- PASSAGE GIVEN -
★ ★ ★ ★
The 19th Hole – 12/24/09

Similar to the invincibility of a dominant fantasy running back, the window of opportunity is short. What may have been a lock, a guarantee last year is no longer. Father time may get a slow start out of the gate, but he is always running downhill and hits full stride just as your breathing begins to labor. However, this should not cause despair, unless your ARE a fantasy running back, because yesteryear’s LaDainian Tomlinson is this year’s Chris Johnson.

Both sports and life are constantly evolving, bringing forth the amazing with a small side of unintended consequences. For example, the spread offense in football has injected high scoring, excitement and evened the playing field so that dominant size and strength have been neutralized by speed and quickness. Non BCS universities such as TCU and Boise State can now compete at the highest level with any team in the country, but this parity has made the fullback, the I-formation and straight ahead power running a distant memory in college football. Sometimes the change we see is not necessarily new, but more a refinement and reawakening to the yesteryear’s past. Take for instance the recent success of Georgia Tech and its Option lead offense. Just as equal a departure from a pro-style offense and polar opposite in most respects to the Spread.
★ ★ ★ ★
- REQUIRED TASK 1 -
Reproduce the records word for word, from their first line up to and including the line with "x-tick-label: Utilities bbox=[728, 470, 774, 486]".

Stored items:
★ ★ ★ ★
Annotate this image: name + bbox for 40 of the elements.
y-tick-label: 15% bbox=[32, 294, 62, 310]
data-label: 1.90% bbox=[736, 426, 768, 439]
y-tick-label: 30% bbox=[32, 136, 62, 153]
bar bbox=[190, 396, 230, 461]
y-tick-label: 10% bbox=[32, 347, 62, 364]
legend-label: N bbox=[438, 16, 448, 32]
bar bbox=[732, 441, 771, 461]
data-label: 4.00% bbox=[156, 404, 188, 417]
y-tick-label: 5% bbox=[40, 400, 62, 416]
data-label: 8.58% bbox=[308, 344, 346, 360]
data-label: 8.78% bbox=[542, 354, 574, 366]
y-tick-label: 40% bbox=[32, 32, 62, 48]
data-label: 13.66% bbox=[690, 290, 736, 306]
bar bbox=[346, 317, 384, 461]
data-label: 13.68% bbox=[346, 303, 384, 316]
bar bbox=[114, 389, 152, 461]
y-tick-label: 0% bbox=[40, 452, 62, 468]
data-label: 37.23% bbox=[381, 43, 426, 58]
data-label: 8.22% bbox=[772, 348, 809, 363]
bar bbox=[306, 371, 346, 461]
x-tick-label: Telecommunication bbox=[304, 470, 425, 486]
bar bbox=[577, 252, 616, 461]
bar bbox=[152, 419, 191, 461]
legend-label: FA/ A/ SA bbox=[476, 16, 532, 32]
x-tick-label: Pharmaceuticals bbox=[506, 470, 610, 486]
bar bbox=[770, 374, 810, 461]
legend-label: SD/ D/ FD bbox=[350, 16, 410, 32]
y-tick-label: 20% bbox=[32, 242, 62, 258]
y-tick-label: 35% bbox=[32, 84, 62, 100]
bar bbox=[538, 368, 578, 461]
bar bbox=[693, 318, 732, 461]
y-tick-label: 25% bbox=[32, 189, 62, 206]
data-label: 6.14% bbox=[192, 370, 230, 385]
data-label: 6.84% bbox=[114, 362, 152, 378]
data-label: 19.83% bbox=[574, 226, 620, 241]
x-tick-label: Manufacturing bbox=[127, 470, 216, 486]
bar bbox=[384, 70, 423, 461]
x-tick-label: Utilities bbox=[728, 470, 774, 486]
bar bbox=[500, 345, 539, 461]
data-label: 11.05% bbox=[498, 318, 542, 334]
★ ★ ★ ★
- REQUIRED TASK 2 -
Go on with the column about change in football offenses from the point where it stops.

- RESPONSE 1 -
Annotate this image: name + bbox for 40 of the elements.
y-tick-label: 15% bbox=[32, 294, 62, 310]
data-label: 1.90% bbox=[736, 426, 768, 439]
y-tick-label: 30% bbox=[32, 136, 62, 153]
bar bbox=[190, 396, 230, 461]
y-tick-label: 10% bbox=[32, 347, 62, 364]
legend-label: N bbox=[438, 16, 448, 32]
bar bbox=[732, 441, 771, 461]
data-label: 4.00% bbox=[156, 404, 188, 417]
y-tick-label: 5% bbox=[40, 400, 62, 416]
data-label: 8.58% bbox=[308, 344, 346, 360]
data-label: 8.78% bbox=[542, 354, 574, 366]
y-tick-label: 40% bbox=[32, 32, 62, 48]
data-label: 13.66% bbox=[690, 290, 736, 306]
bar bbox=[346, 317, 384, 461]
data-label: 13.68% bbox=[346, 303, 384, 316]
bar bbox=[114, 389, 152, 461]
y-tick-label: 0% bbox=[40, 452, 62, 468]
data-label: 37.23% bbox=[381, 43, 426, 58]
data-label: 8.22% bbox=[772, 348, 809, 363]
bar bbox=[306, 371, 346, 461]
x-tick-label: Telecommunication bbox=[304, 470, 425, 486]
bar bbox=[577, 252, 616, 461]
bar bbox=[152, 419, 191, 461]
legend-label: FA/ A/ SA bbox=[476, 16, 532, 32]
x-tick-label: Pharmaceuticals bbox=[506, 470, 610, 486]
bar bbox=[770, 374, 810, 461]
legend-label: SD/ D/ FD bbox=[350, 16, 410, 32]
y-tick-label: 20% bbox=[32, 242, 62, 258]
y-tick-label: 35% bbox=[32, 84, 62, 100]
bar bbox=[538, 368, 578, 461]
bar bbox=[693, 318, 732, 461]
y-tick-label: 25% bbox=[32, 189, 62, 206]
data-label: 6.14% bbox=[192, 370, 230, 385]
data-label: 6.84% bbox=[114, 362, 152, 378]
data-label: 19.83% bbox=[574, 226, 620, 241]
x-tick-label: Manufacturing bbox=[127, 470, 216, 486]
bar bbox=[384, 70, 423, 461]
x-tick-label: Utilities bbox=[728, 470, 774, 486]

- RESPONSE 2 -
The point – constants are just that, until they are not. Always keep your feet moving because that pulling tackle may now be a slot receiver coming at you from behind.

  • BCS. You want amazing – the BCS still exists. Division I(FBS) college football is still absent a playoff system, but I am not as upset as I was the year prior. Arguably every team in a BCS Bowl game is deserving, however one could argue there are two competing championship games. The true National Championship game between Texas and Alabama and the Fiesta Bowl featuring TCU and Boise State. TCU, Texas and Alabama have dominating defenses, while Boise State’s offense is to be feared. One of the larger arguments against a playoff system is that the other bowl games would be devalued. I can state unequivocally that we are already there. I have mad passion for all that is football and yet zero interest in any game prior to Jan. 1. The orange blood that flows throughout my body for the Longhorns is uncompromised, but I question strongly whether the winner of the National Championship game is truly the best team in America without first facing the winner of the “other” championship game. What’s the point of the “other” game, since its a long-standing truism that second place is the first loser. Who really wants or cares to be ranked second in the country at the close of the season?
  • Tiger Woods. He is winner of Sports Illustrated Sportsman of the Year, the Associated Press Athlete of the Year and Best Male Athlete ESPY Award. Perhaps the most recognizable athlete or even individual in the world. Similar to Michael Jordan, Kobe Bryant and Michael Vick, Tiger proved that no one is untouchable and personal transgressions can bleed into and impact an individual’s ability to compete. The question remains – to be a star athlete must you also be a decent, respectable person? Should the personal lives of our athletes impact our view of them as athletes or their ability to perform?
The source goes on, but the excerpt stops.